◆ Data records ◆
○ ○ ○ ○ ○
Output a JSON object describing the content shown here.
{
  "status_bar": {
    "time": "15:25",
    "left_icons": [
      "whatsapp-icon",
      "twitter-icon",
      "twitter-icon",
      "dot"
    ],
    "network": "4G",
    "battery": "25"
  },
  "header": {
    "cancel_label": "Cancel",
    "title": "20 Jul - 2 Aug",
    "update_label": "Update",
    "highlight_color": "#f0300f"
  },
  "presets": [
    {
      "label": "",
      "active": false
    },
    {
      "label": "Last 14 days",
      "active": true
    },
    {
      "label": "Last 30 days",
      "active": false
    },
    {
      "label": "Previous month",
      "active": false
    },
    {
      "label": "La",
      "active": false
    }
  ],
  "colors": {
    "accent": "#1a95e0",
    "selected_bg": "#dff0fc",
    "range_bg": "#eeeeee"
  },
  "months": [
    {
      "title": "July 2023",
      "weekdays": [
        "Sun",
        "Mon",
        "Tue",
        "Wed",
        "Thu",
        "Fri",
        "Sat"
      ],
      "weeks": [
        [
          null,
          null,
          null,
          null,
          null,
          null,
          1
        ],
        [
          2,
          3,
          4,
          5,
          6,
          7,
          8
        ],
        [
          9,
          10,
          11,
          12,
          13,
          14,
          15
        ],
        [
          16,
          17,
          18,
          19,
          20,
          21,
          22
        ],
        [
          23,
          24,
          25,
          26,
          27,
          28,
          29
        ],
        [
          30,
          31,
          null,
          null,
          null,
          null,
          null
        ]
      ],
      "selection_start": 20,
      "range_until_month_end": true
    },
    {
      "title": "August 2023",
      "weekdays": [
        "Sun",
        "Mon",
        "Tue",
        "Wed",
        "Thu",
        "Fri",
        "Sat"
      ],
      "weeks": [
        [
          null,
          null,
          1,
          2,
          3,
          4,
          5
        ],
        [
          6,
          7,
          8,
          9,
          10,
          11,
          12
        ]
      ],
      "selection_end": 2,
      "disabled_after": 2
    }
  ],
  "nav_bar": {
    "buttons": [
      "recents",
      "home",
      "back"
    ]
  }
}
○ ○ ○ ○ ○
Extract all of the material exactly as it is written.

Output a JSON object describing the content shown here.
{
  "status_bar": {
    "time": "15:25",
    "left_icons": [
      "whatsapp-icon",
      "twitter-icon",
      "twitter-icon",
      "dot"
    ],
    "network": "4G",
    "battery": "25"
  },
  "header": {
    "cancel_label": "Cancel",
    "title": "20 Jul - 2 Aug",
    "update_label": "Update",
    "highlight_color": "#f0300f"
  },
  "presets": [
    {
      "label": "",
      "active": false
    },
    {
      "label": "Last 14 days",
      "active": true
    },
    {
      "label": "Last 30 days",
      "active": false
    },
    {
      "label": "Previous month",
      "active": false
    },
    {
      "label": "La",
      "active": false
    }
  ],
  "colors": {
    "accent": "#1a95e0",
    "selected_bg": "#dff0fc",
    "range_bg": "#eeeeee"
  },
  "months": [
    {
      "title": "July 2023",
      "weekdays": [
        "Sun",
        "Mon",
        "Tue",
        "Wed",
        "Thu",
        "Fri",
        "Sat"
      ],
      "weeks": [
        [
          null,
          null,
          null,
          null,
          null,
          null,
          1
        ],
        [
          2,
          3,
          4,
          5,
          6,
          7,
          8
        ],
        [
          9,
          10,
          11,
          12,
          13,
          14,
          15
        ],
        [
          16,
          17,
          18,
          19,
          20,
          21,
          22
        ],
        [
          23,
          24,
          25,
          26,
          27,
          28,
          29
        ],
        [
          30,
          31,
          null,
          null,
          null,
          null,
          null
        ]
      ],
      "selection_start": 20,
      "range_until_month_end": true
    },
    {
      "title": "August 2023",
      "weekdays": [
        "Sun",
        "Mon",
        "Tue",
        "Wed",
        "Thu",
        "Fri",
        "Sat"
      ],
      "weeks": [
        [
          null,
          null,
          1,
          2,
          3,
          4,
          5
        ],
        [
          6,
          7,
          8,
          9,
          10,
          11,
          12
        ]
      ],
      "selection_end": 2,
      "disabled_after": 2
    }
  ],
  "nav_bar": {
    "buttons": [
      "recents",
      "home",
      "back"
    ]
  }
}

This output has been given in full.